**Excerpt from a dataset**
>> BEGIN

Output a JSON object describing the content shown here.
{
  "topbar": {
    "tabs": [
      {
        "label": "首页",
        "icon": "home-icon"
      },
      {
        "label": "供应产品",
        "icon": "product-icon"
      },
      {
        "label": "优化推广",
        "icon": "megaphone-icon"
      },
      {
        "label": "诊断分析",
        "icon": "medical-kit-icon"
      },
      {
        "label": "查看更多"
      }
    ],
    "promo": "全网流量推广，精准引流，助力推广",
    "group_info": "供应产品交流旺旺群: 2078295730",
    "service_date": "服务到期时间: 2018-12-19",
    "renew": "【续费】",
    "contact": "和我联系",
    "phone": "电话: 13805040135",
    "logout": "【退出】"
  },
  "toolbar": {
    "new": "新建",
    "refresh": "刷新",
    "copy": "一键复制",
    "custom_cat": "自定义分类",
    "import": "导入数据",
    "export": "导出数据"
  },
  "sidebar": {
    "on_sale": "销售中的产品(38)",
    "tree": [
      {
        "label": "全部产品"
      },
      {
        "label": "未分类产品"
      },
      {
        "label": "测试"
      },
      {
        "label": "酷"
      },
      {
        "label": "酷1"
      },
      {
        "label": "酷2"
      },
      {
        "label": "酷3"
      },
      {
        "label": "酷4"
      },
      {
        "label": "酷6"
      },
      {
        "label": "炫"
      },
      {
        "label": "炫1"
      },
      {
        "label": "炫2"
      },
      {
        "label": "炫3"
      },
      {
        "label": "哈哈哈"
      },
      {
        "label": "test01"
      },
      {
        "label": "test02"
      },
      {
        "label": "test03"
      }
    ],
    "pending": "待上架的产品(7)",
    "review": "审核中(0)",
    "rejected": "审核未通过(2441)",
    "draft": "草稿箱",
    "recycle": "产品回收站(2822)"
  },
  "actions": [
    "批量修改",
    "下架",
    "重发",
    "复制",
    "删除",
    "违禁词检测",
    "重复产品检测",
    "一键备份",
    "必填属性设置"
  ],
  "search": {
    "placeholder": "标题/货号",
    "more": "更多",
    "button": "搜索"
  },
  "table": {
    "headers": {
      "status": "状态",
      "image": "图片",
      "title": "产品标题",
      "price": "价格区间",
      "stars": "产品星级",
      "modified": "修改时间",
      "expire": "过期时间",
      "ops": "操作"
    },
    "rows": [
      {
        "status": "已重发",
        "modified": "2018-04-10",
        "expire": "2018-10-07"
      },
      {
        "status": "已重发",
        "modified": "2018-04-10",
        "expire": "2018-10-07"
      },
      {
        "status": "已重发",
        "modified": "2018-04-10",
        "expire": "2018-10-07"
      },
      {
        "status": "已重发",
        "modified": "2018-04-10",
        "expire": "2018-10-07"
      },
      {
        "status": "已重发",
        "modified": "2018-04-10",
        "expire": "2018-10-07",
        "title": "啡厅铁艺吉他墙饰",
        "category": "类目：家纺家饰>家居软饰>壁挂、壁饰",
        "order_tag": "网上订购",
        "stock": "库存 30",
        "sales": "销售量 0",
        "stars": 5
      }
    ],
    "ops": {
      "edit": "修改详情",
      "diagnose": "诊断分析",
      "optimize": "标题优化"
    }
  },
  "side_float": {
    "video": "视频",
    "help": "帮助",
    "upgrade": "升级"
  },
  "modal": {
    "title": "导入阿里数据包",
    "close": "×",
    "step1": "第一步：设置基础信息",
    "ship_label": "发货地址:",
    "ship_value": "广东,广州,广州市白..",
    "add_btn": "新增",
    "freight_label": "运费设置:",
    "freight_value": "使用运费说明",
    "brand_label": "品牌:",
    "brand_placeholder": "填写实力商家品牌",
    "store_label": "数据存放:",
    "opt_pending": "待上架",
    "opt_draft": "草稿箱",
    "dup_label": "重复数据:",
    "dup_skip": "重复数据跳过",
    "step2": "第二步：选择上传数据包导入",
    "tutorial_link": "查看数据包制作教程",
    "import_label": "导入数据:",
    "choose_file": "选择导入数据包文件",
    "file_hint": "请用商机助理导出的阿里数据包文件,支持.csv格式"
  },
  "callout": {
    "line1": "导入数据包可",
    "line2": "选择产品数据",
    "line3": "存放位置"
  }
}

>> END

Transcribe the entire listing above precisely.

**TASK OUTPUT**
Output a JSON object describing the content shown here.
{
  "topbar": {
    "tabs": [
      {
        "label": "首页",
        "icon": "home-icon"
      },
      {
        "label": "供应产品",
        "icon": "product-icon"
      },
      {
        "label": "优化推广",
        "icon": "megaphone-icon"
      },
      {
        "label": "诊断分析",
        "icon": "medical-kit-icon"
      },
      {
        "label": "查看更多"
      }
    ],
    "promo": "全网流量推广，精准引流，助力推广",
    "group_info": "供应产品交流旺旺群: 2078295730",
    "service_date": "服务到期时间: 2018-12-19",
    "renew": "【续费】",
    "contact": "和我联系",
    "phone": "电话: 13805040135",
    "logout": "【退出】"
  },
  "toolbar": {
    "new": "新建",
    "refresh": "刷新",
    "copy": "一键复制",
    "custom_cat": "自定义分类",
    "import": "导入数据",
    "export": "导出数据"
  },
  "sidebar": {
    "on_sale": "销售中的产品(38)",
    "tree": [
      {
        "label": "全部产品"
      },
      {
        "label": "未分类产品"
      },
      {
        "label": "测试"
      },
      {
        "label": "酷"
      },
      {
        "label": "酷1"
      },
      {
        "label": "酷2"
      },
      {
        "label": "酷3"
      },
      {
        "label": "酷4"
      },
      {
        "label": "酷6"
      },
      {
        "label": "炫"
      },
      {
        "label": "炫1"
      },
      {
        "label": "炫2"
      },
      {
        "label": "炫3"
      },
      {
        "label": "哈哈哈"
      },
      {
        "label": "test01"
      },
      {
        "label": "test02"
      },
      {
        "label": "test03"
      }
    ],
    "pending": "待上架的产品(7)",
    "review": "审核中(0)",
    "rejected": "审核未通过(2441)",
    "draft": "草稿箱",
    "recycle": "产品回收站(2822)"
  },
  "actions": [
    "批量修改",
    "下架",
    "重发",
    "复制",
    "删除",
    "违禁词检测",
    "重复产品检测",
    "一键备份",
    "必填属性设置"
  ],
  "search": {
    "placeholder": "标题/货号",
    "more": "更多",
    "button": "搜索"
  },
  "table": {
    "headers": {
      "status": "状态",
      "image": "图片",
      "title": "产品标题",
      "price": "价格区间",
      "stars": "产品星级",
      "modified": "修改时间",
      "expire": "过期时间",
      "ops": "操作"
    },
    "rows": [
      {
        "status": "已重发",
        "modified": "2018-04-10",
        "expire": "2018-10-07"
      },
      {
        "status": "已重发",
        "modified": "2018-04-10",
        "expire": "2018-10-07"
      },
      {
        "status": "已重发",
        "modified": "2018-04-10",
        "expire": "2018-10-07"
      },
      {
        "status": "已重发",
        "modified": "2018-04-10",
        "expire": "2018-10-07"
      },
      {
        "status": "已重发",
        "modified": "2018-04-10",
        "expire": "2018-10-07",
        "title": "啡厅铁艺吉他墙饰",
        "category": "类目：家纺家饰>家居软饰>壁挂、壁饰",
        "order_tag": "网上订购",
        "stock": "库存 30",
        "sales": "销售量 0",
        "stars": 5
      }
    ],
    "ops": {
      "edit": "修改详情",
      "diagnose": "诊断分析",
      "optimize": "标题优化"
    }
  },
  "side_float": {
    "video": "视频",
    "help": "帮助",
    "upgrade": "升级"
  },
  "modal": {
    "title": "导入阿里数据包",
    "close": "×",
    "step1": "第一步：设置基础信息",
    "ship_label": "发货地址:",
    "ship_value": "广东,广州,广州市白..",
    "add_btn": "新增",
    "freight_label": "运费设置:",
    "freight_value": "使用运费说明",
    "brand_label": "品牌:",
    "brand_placeholder": "填写实力商家品牌",
    "store_label": "数据存放:",
    "opt_pending": "待上架",
    "opt_draft": "草稿箱",
    "dup_label": "重复数据:",
    "dup_skip": "重复数据跳过",
    "step2": "第二步：选择上传数据包导入",
    "tutorial_link": "查看数据包制作教程",
    "import_label": "导入数据:",
    "choose_file": "选择导入数据包文件",
    "file_hint": "请用商机助理导出的阿里数据包文件,支持.csv格式"
  },
  "callout": {
    "line1": "导入数据包可",
    "line2": "选择产品数据",
    "line3": "存放位置"
  }
}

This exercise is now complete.